◆ Exercise directions ◆
Extract the full listing verbatim and drop any pictures from your copy.

◆ Data to use ◆
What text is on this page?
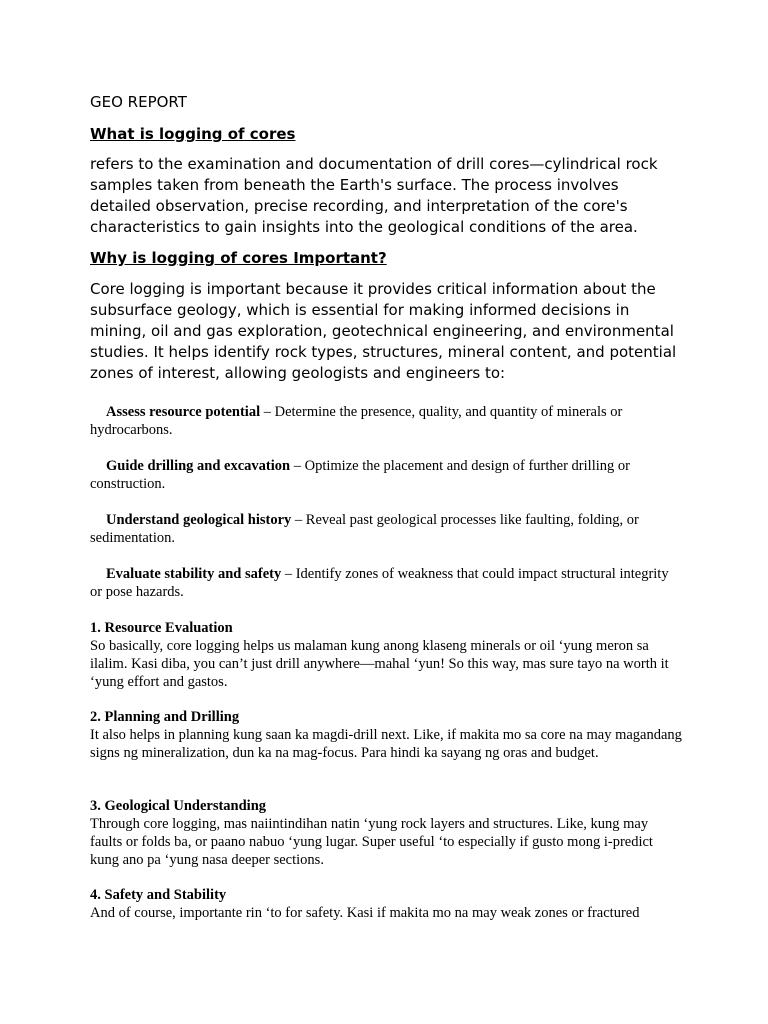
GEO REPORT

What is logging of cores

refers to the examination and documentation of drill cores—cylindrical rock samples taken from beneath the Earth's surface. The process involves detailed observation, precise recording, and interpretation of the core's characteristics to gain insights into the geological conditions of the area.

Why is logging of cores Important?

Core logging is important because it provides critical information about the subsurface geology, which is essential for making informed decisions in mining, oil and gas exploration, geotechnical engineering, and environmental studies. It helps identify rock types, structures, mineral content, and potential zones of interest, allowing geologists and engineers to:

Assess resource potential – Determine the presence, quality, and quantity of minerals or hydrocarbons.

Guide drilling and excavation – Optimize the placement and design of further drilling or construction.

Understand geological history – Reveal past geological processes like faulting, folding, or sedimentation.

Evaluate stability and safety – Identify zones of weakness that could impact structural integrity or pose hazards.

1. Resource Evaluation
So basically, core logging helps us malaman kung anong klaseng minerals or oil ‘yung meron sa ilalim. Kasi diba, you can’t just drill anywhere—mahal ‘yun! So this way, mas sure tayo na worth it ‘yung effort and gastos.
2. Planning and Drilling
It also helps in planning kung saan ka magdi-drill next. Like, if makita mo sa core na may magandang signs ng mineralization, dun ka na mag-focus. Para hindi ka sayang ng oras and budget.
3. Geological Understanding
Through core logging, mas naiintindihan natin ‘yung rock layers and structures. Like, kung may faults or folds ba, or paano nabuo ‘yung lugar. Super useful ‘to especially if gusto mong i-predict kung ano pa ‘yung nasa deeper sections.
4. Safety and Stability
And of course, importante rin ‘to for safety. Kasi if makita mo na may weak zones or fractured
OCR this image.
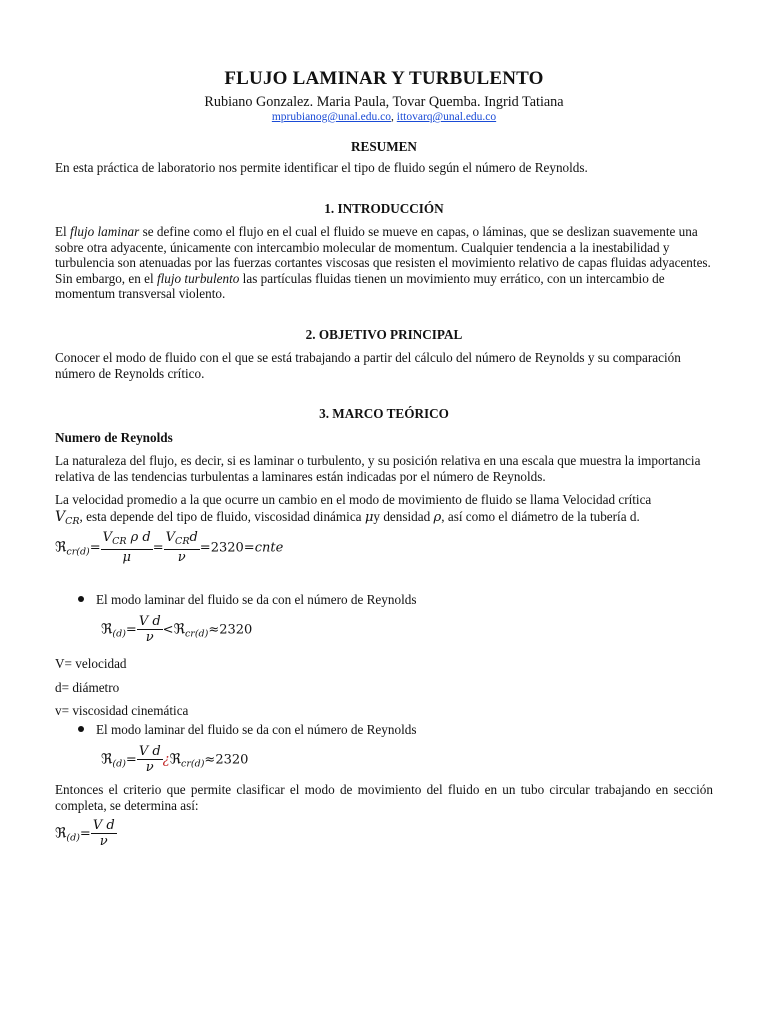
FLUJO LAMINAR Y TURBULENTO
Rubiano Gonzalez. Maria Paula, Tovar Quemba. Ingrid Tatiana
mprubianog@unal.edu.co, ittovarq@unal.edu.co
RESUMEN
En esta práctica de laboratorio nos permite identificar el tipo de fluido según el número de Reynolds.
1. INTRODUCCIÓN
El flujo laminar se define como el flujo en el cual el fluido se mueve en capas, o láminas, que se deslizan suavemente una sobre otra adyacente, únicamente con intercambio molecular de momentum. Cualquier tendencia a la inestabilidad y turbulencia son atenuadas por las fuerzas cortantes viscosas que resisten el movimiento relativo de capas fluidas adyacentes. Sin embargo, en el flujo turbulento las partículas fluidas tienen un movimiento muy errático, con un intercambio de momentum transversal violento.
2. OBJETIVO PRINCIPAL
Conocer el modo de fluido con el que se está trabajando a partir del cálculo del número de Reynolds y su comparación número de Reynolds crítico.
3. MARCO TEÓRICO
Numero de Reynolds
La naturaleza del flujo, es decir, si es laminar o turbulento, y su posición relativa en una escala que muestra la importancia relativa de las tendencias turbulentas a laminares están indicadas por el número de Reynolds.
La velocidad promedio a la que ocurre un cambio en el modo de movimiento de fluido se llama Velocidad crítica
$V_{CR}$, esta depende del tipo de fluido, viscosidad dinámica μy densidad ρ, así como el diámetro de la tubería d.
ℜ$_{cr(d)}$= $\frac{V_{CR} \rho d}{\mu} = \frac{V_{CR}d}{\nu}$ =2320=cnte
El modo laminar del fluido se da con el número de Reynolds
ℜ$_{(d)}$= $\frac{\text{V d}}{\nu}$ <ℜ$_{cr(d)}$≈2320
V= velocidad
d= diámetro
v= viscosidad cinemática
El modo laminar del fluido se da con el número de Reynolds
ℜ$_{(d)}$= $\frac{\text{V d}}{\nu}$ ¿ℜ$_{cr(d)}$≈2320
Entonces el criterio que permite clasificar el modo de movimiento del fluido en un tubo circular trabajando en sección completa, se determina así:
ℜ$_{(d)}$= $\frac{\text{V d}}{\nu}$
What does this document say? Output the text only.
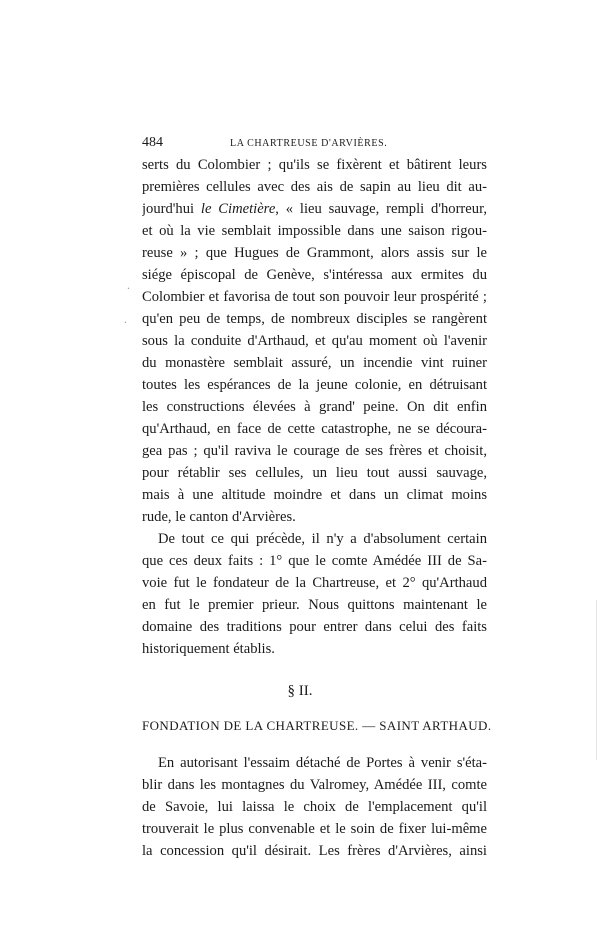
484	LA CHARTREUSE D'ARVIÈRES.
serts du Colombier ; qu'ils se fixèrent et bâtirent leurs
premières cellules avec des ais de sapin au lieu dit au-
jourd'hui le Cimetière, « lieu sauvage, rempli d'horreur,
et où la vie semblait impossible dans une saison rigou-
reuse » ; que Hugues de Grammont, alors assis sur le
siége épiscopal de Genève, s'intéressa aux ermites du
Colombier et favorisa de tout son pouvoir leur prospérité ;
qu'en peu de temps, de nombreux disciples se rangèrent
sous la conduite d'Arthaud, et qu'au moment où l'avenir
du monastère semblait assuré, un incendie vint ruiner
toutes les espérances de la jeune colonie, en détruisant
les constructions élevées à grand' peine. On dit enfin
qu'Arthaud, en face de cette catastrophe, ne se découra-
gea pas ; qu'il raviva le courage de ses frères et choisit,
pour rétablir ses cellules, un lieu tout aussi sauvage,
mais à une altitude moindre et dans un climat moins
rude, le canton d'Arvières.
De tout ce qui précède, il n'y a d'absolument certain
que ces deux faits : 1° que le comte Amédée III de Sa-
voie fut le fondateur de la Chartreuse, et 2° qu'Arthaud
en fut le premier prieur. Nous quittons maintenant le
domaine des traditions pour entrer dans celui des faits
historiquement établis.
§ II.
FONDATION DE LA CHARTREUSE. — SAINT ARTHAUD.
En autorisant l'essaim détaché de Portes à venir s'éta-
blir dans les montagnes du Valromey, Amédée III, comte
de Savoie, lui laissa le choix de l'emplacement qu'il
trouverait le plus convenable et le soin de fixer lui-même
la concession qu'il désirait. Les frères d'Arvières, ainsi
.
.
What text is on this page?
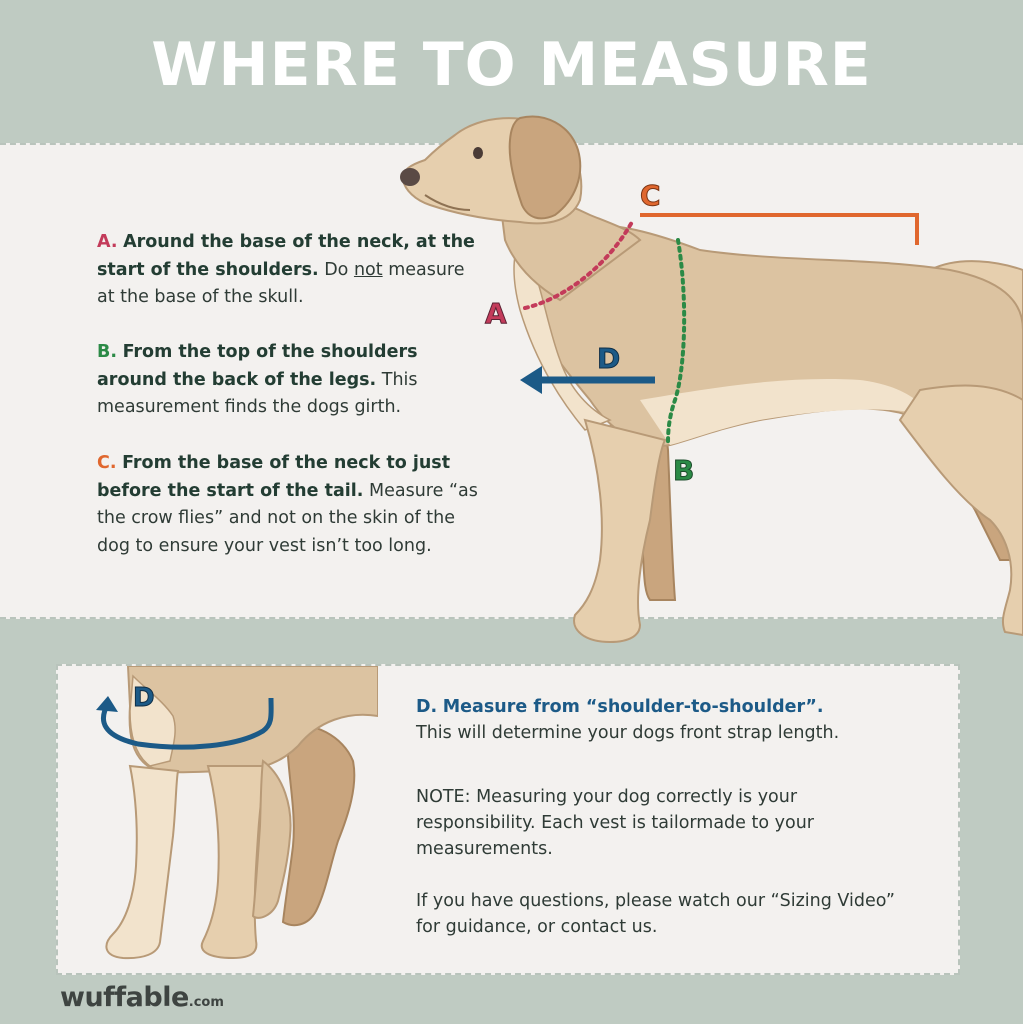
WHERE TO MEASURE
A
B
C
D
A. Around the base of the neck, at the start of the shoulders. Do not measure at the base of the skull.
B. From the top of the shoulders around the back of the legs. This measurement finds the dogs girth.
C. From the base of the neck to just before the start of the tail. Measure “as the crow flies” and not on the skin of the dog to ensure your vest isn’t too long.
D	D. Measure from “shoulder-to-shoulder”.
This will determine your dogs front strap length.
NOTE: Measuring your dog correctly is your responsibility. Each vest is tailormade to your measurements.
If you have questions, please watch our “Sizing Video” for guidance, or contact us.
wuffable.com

◆ Problem solution ◆
What text is on this page?
GEO REPORT

What is logging of cores

refers to the examination and documentation of drill cores—cylindrical rock samples taken from beneath the Earth's surface. The process involves detailed observation, precise recording, and interpretation of the core's characteristics to gain insights into the geological conditions of the area.

Why is logging of cores Important?

Core logging is important because it provides critical information about the subsurface geology, which is essential for making informed decisions in mining, oil and gas exploration, geotechnical engineering, and environmental studies. It helps identify rock types, structures, mineral content, and potential zones of interest, allowing geologists and engineers to:

Assess resource potential – Determine the presence, quality, and quantity of minerals or hydrocarbons.

Guide drilling and excavation – Optimize the placement and design of further drilling or construction.

Understand geological history – Reveal past geological processes like faulting, folding, or sedimentation.

Evaluate stability and safety – Identify zones of weakness that could impact structural integrity or pose hazards.

1. Resource Evaluation
So basically, core logging helps us malaman kung anong klaseng minerals or oil ‘yung meron sa ilalim. Kasi diba, you can’t just drill anywhere—mahal ‘yun! So this way, mas sure tayo na worth it ‘yung effort and gastos.
2. Planning and Drilling
It also helps in planning kung saan ka magdi-drill next. Like, if makita mo sa core na may magandang signs ng mineralization, dun ka na mag-focus. Para hindi ka sayang ng oras and budget.
3. Geological Understanding
Through core logging, mas naiintindihan natin ‘yung rock layers and structures. Like, kung may faults or folds ba, or paano nabuo ‘yung lugar. Super useful ‘to especially if gusto mong i-predict kung ano pa ‘yung nasa deeper sections.
4. Safety and Stability
And of course, importante rin ‘to for safety. Kasi if makita mo na may weak zones or fractured
OCR this image.
FLUJO LAMINAR Y TURBULENTO
Rubiano Gonzalez. Maria Paula, Tovar Quemba. Ingrid Tatiana
mprubianog@unal.edu.co, ittovarq@unal.edu.co
RESUMEN
En esta práctica de laboratorio nos permite identificar el tipo de fluido según el número de Reynolds.
1. INTRODUCCIÓN
El flujo laminar se define como el flujo en el cual el fluido se mueve en capas, o láminas, que se deslizan suavemente una sobre otra adyacente, únicamente con intercambio molecular de momentum. Cualquier tendencia a la inestabilidad y turbulencia son atenuadas por las fuerzas cortantes viscosas que resisten el movimiento relativo de capas fluidas adyacentes. Sin embargo, en el flujo turbulento las partículas fluidas tienen un movimiento muy errático, con un intercambio de momentum transversal violento.
2. OBJETIVO PRINCIPAL
Conocer el modo de fluido con el que se está trabajando a partir del cálculo del número de Reynolds y su comparación número de Reynolds crítico.
3. MARCO TEÓRICO
Numero de Reynolds
La naturaleza del flujo, es decir, si es laminar o turbulento, y su posición relativa en una escala que muestra la importancia relativa de las tendencias turbulentas a laminares están indicadas por el número de Reynolds.
La velocidad promedio a la que ocurre un cambio en el modo de movimiento de fluido se llama Velocidad crítica
$V_{CR}$, esta depende del tipo de fluido, viscosidad dinámica μy densidad ρ, así como el diámetro de la tubería d.
ℜ$_{cr(d)}$= $\frac{V_{CR} \rho d}{\mu} = \frac{V_{CR}d}{\nu}$ =2320=cnte
El modo laminar del fluido se da con el número de Reynolds
ℜ$_{(d)}$= $\frac{\text{V d}}{\nu}$ <ℜ$_{cr(d)}$≈2320
V= velocidad
d= diámetro
v= viscosidad cinemática
El modo laminar del fluido se da con el número de Reynolds
ℜ$_{(d)}$= $\frac{\text{V d}}{\nu}$ ¿ℜ$_{cr(d)}$≈2320
Entonces el criterio que permite clasificar el modo de movimiento del fluido en un tubo circular trabajando en sección completa, se determina así:
ℜ$_{(d)}$= $\frac{\text{V d}}{\nu}$
What does this document say? Output the text only.
484	LA CHARTREUSE D'ARVIÈRES.
serts du Colombier ; qu'ils se fixèrent et bâtirent leurs
premières cellules avec des ais de sapin au lieu dit au-
jourd'hui le Cimetière, « lieu sauvage, rempli d'horreur,
et où la vie semblait impossible dans une saison rigou-
reuse » ; que Hugues de Grammont, alors assis sur le
siége épiscopal de Genève, s'intéressa aux ermites du
Colombier et favorisa de tout son pouvoir leur prospérité ;
qu'en peu de temps, de nombreux disciples se rangèrent
sous la conduite d'Arthaud, et qu'au moment où l'avenir
du monastère semblait assuré, un incendie vint ruiner
toutes les espérances de la jeune colonie, en détruisant
les constructions élevées à grand' peine. On dit enfin
qu'Arthaud, en face de cette catastrophe, ne se découra-
gea pas ; qu'il raviva le courage de ses frères et choisit,
pour rétablir ses cellules, un lieu tout aussi sauvage,
mais à une altitude moindre et dans un climat moins
rude, le canton d'Arvières.
De tout ce qui précède, il n'y a d'absolument certain
que ces deux faits : 1° que le comte Amédée III de Sa-
voie fut le fondateur de la Chartreuse, et 2° qu'Arthaud
en fut le premier prieur. Nous quittons maintenant le
domaine des traditions pour entrer dans celui des faits
historiquement établis.
§ II.
FONDATION DE LA CHARTREUSE. — SAINT ARTHAUD.
En autorisant l'essaim détaché de Portes à venir s'éta-
blir dans les montagnes du Valromey, Amédée III, comte
de Savoie, lui laissa le choix de l'emplacement qu'il
trouverait le plus convenable et le soin de fixer lui-même
la concession qu'il désirait. Les frères d'Arvières, ainsi
.
.
What text is on this page?
WHERE TO MEASURE
A
B
C
D
A. Around the base of the neck, at the start of the shoulders. Do not measure at the base of the skull.
B. From the top of the shoulders around the back of the legs. This measurement finds the dogs girth.
C. From the base of the neck to just before the start of the tail. Measure “as the crow flies” and not on the skin of the dog to ensure your vest isn’t too long.
D	D. Measure from “shoulder-to-shoulder”.
This will determine your dogs front strap length.
NOTE: Measuring your dog correctly is your responsibility. Each vest is tailormade to your measurements.
If you have questions, please watch our “Sizing Video” for guidance, or contact us.
wuffable.com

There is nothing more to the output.